++++ DATA PROVIDED

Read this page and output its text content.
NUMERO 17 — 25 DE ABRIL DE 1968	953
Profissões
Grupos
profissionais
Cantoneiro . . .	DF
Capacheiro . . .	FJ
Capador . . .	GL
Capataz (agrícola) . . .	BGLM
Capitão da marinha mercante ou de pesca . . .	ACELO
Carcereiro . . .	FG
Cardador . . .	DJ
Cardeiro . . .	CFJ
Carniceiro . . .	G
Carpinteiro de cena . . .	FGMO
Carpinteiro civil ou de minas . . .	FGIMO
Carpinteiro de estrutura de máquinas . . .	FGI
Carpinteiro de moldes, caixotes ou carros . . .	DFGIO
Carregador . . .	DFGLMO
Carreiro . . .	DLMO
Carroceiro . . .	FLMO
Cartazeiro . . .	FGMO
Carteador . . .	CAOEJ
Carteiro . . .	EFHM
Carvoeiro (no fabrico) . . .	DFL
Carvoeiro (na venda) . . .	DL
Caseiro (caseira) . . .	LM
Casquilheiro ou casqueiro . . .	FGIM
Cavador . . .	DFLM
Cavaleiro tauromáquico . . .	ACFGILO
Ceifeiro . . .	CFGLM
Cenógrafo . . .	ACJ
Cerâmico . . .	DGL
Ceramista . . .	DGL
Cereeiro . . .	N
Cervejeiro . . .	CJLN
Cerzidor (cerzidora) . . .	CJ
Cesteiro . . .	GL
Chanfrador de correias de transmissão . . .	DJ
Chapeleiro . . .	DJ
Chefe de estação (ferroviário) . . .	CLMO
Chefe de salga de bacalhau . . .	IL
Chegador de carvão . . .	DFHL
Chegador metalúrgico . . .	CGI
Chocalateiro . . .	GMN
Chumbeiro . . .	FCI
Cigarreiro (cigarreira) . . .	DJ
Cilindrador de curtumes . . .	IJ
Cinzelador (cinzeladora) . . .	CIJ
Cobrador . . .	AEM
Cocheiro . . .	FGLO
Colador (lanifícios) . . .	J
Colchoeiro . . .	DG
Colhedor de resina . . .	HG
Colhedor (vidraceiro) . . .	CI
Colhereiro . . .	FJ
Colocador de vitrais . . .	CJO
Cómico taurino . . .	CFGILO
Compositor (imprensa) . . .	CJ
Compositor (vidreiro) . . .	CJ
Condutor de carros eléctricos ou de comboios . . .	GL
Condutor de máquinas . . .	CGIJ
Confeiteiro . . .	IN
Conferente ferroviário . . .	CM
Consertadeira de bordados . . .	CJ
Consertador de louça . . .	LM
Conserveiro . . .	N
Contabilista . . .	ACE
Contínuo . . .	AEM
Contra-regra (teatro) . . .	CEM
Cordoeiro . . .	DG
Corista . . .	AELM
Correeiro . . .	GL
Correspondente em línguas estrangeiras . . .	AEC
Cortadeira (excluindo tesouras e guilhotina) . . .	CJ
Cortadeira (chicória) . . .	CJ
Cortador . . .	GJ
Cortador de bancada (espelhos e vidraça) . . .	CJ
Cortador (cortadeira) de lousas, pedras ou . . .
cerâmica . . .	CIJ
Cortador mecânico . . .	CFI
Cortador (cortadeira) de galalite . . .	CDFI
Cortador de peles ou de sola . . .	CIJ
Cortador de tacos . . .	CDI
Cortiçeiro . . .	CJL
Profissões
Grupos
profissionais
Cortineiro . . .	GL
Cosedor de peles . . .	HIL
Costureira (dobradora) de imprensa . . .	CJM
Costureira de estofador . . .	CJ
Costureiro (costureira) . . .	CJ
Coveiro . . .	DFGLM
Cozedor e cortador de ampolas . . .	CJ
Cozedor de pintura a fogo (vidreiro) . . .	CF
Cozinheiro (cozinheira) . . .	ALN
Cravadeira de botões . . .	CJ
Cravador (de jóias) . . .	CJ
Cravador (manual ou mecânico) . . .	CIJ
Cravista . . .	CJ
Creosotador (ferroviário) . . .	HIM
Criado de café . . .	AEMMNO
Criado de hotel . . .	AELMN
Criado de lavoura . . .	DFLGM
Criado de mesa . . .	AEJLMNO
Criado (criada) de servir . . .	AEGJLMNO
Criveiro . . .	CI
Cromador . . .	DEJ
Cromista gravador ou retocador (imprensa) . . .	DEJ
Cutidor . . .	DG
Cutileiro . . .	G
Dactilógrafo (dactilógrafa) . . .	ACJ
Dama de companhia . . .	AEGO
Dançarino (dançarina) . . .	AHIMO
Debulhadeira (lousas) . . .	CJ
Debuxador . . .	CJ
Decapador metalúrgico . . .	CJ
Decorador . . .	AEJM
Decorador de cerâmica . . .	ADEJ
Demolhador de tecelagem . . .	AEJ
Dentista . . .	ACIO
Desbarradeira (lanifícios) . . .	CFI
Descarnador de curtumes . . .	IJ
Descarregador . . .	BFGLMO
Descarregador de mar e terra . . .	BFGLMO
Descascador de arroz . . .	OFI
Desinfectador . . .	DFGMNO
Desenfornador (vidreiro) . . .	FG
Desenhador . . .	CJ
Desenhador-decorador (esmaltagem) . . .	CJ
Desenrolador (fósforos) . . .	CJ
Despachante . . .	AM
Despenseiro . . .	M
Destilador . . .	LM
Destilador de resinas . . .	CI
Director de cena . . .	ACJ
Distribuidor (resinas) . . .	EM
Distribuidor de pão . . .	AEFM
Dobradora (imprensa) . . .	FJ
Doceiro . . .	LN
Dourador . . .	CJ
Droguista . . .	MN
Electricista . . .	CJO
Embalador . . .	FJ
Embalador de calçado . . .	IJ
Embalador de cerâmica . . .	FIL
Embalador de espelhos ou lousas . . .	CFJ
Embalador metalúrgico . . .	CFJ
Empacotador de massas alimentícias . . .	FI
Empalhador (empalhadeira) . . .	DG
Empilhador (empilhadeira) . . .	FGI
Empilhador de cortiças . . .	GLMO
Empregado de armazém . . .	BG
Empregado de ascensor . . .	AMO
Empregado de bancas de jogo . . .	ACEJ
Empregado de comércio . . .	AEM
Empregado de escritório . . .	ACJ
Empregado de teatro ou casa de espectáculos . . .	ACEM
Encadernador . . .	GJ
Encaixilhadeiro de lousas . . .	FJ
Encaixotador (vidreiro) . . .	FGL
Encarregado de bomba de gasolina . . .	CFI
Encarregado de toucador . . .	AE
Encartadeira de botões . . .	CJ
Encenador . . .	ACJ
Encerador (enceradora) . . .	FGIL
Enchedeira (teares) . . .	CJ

++++++++

● **WORK INSTRUCTIONS**:
Copy out each line of the entries that holds "lanifícios".

● **RESULT BELOW**:
Colador (lanifícios) . . .	J
Desbarradeira (lanifícios) . . .	CFI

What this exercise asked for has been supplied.